* [Task description]
Copy out the lines of the listing below word for word, starting at the line containing "page-title: To fight" and ending at the line containing "y-axis-label-means: over Means", both included.

* [Provided material]
** BEGIN **
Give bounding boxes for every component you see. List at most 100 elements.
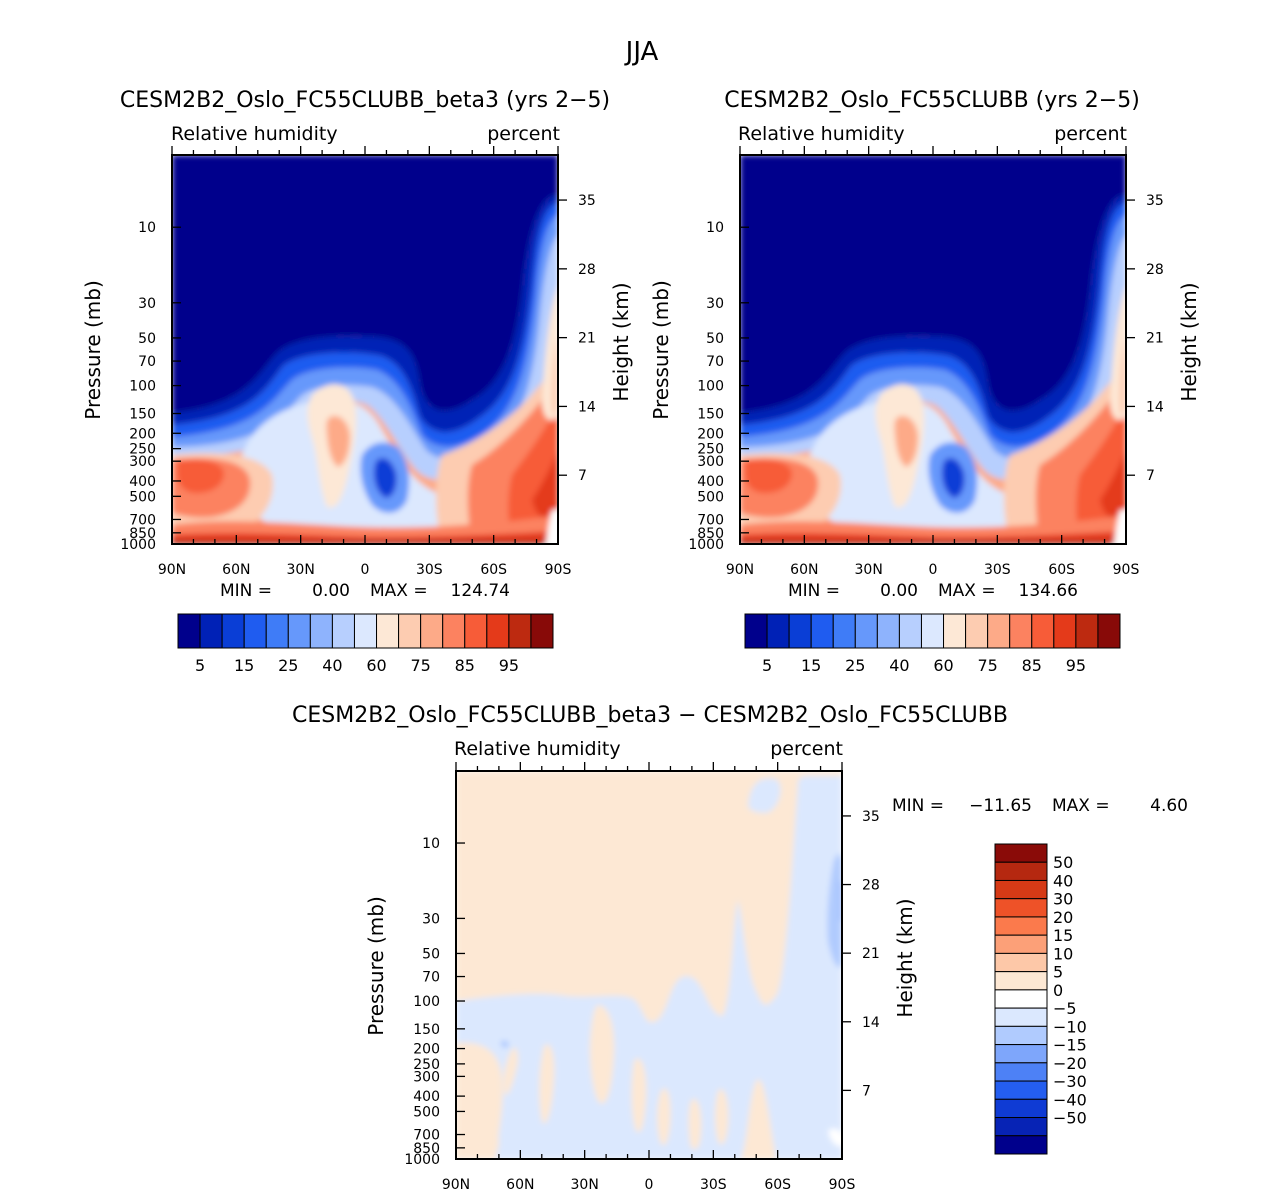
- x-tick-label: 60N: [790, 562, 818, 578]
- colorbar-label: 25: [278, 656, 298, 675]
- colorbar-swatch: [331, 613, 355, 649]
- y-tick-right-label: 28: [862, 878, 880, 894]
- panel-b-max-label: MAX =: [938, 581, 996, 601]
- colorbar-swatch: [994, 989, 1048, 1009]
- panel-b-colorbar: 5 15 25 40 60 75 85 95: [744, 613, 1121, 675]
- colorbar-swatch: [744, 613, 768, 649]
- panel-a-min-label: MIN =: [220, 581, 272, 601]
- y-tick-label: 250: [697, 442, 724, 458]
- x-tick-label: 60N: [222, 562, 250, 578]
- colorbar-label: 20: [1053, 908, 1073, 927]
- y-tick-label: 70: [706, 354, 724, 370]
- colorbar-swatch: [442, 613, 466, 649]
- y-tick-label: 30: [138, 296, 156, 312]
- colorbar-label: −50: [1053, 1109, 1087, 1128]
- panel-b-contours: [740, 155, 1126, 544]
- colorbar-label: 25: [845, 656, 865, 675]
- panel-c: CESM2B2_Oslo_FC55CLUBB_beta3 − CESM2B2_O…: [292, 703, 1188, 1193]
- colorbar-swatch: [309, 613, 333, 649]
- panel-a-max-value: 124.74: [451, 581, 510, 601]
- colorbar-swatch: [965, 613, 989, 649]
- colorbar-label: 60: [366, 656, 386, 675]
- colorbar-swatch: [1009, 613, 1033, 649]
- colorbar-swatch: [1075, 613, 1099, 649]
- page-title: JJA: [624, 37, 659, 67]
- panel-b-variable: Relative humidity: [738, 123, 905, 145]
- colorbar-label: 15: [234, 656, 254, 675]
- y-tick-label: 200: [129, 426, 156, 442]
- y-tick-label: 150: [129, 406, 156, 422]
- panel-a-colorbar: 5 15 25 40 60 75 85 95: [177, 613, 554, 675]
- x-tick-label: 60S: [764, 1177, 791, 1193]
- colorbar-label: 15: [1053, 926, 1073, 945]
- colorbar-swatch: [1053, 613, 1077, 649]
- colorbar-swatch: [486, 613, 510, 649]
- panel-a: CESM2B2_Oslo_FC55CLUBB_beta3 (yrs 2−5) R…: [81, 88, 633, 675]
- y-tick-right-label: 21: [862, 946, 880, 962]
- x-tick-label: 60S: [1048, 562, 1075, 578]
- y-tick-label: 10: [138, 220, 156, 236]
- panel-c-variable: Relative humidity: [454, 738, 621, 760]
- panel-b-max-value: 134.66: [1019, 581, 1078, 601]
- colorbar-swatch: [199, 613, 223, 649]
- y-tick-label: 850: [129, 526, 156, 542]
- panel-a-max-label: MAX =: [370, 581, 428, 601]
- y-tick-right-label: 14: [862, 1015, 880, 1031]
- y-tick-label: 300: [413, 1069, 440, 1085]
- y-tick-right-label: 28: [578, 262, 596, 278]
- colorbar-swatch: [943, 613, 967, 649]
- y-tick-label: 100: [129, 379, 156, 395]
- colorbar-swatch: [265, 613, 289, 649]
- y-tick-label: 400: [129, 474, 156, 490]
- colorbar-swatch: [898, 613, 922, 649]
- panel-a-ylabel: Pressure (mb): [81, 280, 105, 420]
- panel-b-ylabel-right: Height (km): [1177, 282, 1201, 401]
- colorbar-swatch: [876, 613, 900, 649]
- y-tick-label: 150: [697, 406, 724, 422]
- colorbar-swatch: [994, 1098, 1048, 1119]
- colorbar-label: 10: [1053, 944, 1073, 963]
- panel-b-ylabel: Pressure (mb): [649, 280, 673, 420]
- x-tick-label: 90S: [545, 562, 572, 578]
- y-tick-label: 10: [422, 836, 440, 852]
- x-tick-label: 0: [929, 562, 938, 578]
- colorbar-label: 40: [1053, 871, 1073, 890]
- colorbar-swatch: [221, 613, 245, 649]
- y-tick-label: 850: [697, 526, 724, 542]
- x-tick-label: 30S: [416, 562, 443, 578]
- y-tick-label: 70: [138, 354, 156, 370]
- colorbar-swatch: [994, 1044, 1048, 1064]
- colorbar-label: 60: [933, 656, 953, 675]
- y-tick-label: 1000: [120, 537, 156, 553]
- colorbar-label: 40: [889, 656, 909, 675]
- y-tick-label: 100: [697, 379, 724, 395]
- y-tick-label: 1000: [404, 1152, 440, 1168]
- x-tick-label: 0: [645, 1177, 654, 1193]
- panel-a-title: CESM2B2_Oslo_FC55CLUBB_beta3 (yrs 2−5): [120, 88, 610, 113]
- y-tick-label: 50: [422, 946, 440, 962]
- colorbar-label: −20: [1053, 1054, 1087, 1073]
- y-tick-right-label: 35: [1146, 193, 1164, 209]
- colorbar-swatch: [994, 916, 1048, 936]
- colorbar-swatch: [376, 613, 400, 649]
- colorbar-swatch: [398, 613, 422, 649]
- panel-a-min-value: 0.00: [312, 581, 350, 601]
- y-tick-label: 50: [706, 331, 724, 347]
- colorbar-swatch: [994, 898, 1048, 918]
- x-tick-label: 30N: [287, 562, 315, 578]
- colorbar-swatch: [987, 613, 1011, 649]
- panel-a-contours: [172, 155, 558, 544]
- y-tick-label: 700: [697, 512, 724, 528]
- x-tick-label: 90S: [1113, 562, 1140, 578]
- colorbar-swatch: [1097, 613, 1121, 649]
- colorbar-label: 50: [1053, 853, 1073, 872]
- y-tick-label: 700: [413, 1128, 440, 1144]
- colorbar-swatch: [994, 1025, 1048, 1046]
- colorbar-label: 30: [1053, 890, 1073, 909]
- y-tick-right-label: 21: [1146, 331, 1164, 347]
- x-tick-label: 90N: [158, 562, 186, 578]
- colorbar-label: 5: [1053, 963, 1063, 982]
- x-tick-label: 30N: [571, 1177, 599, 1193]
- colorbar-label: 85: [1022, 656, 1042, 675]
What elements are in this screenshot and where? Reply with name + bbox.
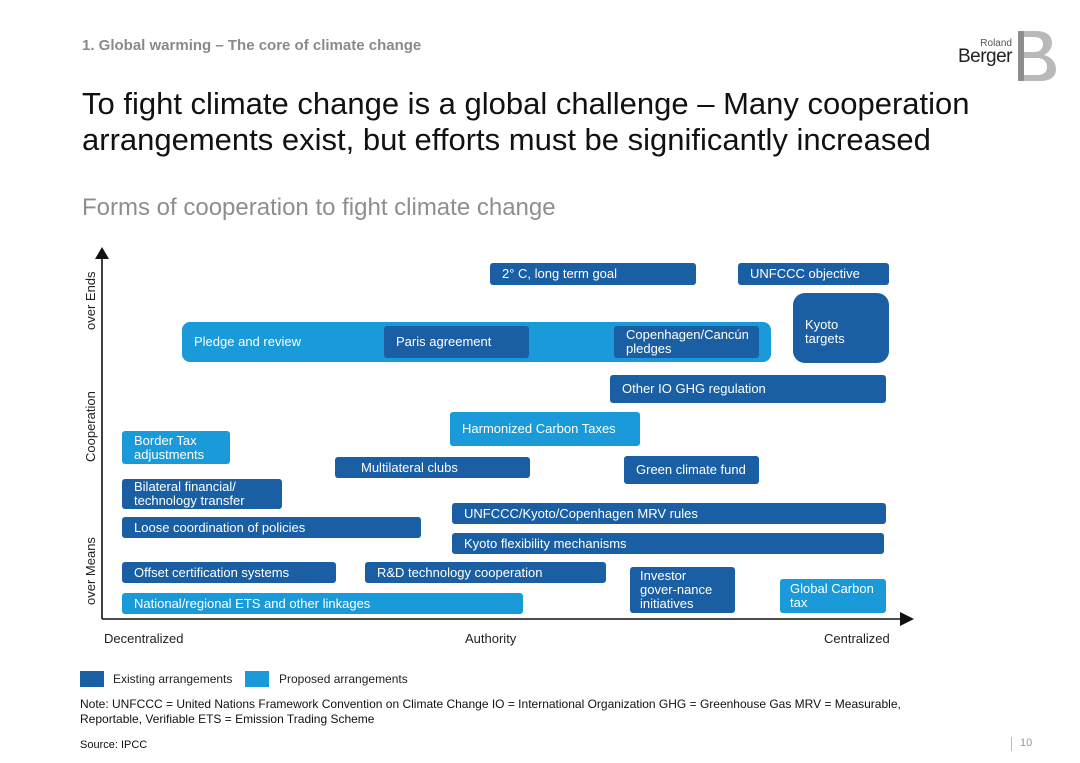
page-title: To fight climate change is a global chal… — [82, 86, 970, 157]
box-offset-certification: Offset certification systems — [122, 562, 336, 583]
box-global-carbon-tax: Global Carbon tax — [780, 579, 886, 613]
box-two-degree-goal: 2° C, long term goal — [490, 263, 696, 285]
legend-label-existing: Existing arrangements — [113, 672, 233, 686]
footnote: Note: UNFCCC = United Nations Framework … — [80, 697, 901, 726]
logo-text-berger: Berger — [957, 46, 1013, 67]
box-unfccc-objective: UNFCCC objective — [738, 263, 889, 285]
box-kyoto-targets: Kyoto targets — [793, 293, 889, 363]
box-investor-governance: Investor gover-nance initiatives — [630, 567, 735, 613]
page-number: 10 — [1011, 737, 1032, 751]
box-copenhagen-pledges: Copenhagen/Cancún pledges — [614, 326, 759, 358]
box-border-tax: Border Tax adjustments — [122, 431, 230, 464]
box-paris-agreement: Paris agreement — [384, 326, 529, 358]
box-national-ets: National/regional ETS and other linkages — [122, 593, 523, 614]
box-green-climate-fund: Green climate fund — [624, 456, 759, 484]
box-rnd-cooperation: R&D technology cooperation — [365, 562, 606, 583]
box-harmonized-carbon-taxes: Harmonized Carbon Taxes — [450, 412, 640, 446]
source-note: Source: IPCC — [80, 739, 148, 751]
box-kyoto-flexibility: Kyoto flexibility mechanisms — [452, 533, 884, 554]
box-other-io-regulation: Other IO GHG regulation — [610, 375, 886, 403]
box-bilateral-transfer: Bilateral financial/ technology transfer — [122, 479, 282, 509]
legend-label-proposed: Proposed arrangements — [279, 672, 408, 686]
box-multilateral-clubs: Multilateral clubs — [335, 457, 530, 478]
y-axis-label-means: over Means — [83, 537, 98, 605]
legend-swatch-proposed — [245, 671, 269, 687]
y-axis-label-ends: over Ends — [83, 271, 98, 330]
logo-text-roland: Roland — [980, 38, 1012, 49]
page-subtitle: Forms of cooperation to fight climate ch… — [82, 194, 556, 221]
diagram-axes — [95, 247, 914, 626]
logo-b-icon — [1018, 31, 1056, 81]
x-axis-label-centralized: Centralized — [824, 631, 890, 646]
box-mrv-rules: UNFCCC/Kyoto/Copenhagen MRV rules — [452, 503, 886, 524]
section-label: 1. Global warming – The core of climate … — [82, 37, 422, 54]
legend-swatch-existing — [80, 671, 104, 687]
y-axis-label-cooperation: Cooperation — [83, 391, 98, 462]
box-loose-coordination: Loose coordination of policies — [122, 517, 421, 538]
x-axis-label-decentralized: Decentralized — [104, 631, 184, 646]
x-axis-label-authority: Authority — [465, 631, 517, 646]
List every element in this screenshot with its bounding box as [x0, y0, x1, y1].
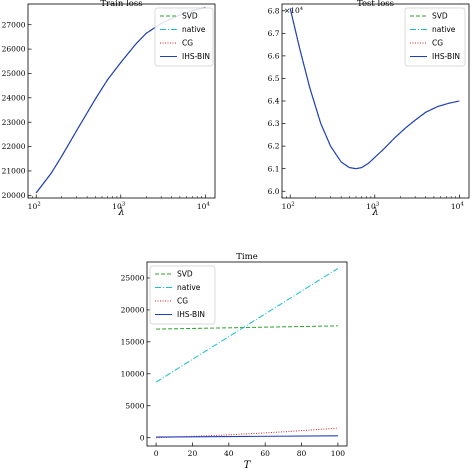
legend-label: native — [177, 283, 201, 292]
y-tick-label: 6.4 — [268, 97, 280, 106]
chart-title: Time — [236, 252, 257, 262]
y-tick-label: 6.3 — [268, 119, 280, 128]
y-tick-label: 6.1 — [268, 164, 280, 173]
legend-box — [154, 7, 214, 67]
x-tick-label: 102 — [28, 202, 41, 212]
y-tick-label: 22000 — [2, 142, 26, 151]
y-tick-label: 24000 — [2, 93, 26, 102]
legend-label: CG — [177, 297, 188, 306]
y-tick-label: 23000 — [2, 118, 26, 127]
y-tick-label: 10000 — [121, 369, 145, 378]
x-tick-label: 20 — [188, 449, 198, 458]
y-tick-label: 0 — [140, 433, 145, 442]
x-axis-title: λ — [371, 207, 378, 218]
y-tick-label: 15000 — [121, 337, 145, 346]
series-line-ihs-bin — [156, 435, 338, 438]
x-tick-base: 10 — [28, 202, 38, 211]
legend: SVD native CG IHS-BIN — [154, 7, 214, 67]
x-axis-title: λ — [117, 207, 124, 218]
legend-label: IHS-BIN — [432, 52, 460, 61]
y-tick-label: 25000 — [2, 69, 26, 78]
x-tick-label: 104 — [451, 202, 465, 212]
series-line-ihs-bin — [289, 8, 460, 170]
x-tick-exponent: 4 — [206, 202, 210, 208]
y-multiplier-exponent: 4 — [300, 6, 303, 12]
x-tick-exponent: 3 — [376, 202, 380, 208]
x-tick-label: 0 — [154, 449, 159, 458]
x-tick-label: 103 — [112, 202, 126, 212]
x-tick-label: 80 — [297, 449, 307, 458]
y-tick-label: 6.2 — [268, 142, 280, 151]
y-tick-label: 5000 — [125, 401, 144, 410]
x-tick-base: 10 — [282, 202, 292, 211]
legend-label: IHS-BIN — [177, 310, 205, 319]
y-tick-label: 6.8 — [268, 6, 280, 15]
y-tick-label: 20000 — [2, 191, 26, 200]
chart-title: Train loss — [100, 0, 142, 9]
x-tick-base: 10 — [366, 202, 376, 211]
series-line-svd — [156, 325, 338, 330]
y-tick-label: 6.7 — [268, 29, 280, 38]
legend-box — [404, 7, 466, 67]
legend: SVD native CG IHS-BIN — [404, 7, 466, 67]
** END **
* [Complete response]
page-title: To fight climate change is a global chal… — [82, 86, 970, 157]
box-offset-certification: Offset certification systems — [122, 562, 336, 583]
box-global-carbon-tax: Global Carbon tax — [780, 579, 886, 613]
box-two-degree-goal: 2° C, long term goal — [490, 263, 696, 285]
legend-label-existing: Existing arrangements — [113, 672, 233, 686]
footnote: Note: UNFCCC = United Nations Framework … — [80, 697, 901, 726]
logo-text-berger: Berger — [957, 46, 1013, 67]
box-unfccc-objective: UNFCCC objective — [738, 263, 889, 285]
box-kyoto-targets: Kyoto targets — [793, 293, 889, 363]
box-investor-governance: Investor gover-nance initiatives — [630, 567, 735, 613]
page-number: 10 — [1011, 737, 1032, 751]
box-copenhagen-pledges: Copenhagen/Cancún pledges — [614, 326, 759, 358]
box-border-tax: Border Tax adjustments — [122, 431, 230, 464]
box-paris-agreement: Paris agreement — [384, 326, 529, 358]
box-national-ets: National/regional ETS and other linkages — [122, 593, 523, 614]
box-green-climate-fund: Green climate fund — [624, 456, 759, 484]
box-rnd-cooperation: R&D technology cooperation — [365, 562, 606, 583]
box-harmonized-carbon-taxes: Harmonized Carbon Taxes — [450, 412, 640, 446]
source-note: Source: IPCC — [80, 739, 148, 751]
box-kyoto-flexibility: Kyoto flexibility mechanisms — [452, 533, 884, 554]
box-other-io-regulation: Other IO GHG regulation — [610, 375, 886, 403]
box-bilateral-transfer: Bilateral financial/ technology transfer — [122, 479, 282, 509]
legend-label-proposed: Proposed arrangements — [279, 672, 408, 686]
box-multilateral-clubs: Multilateral clubs — [335, 457, 530, 478]
y-axis-label-means: over Means — [83, 537, 98, 605]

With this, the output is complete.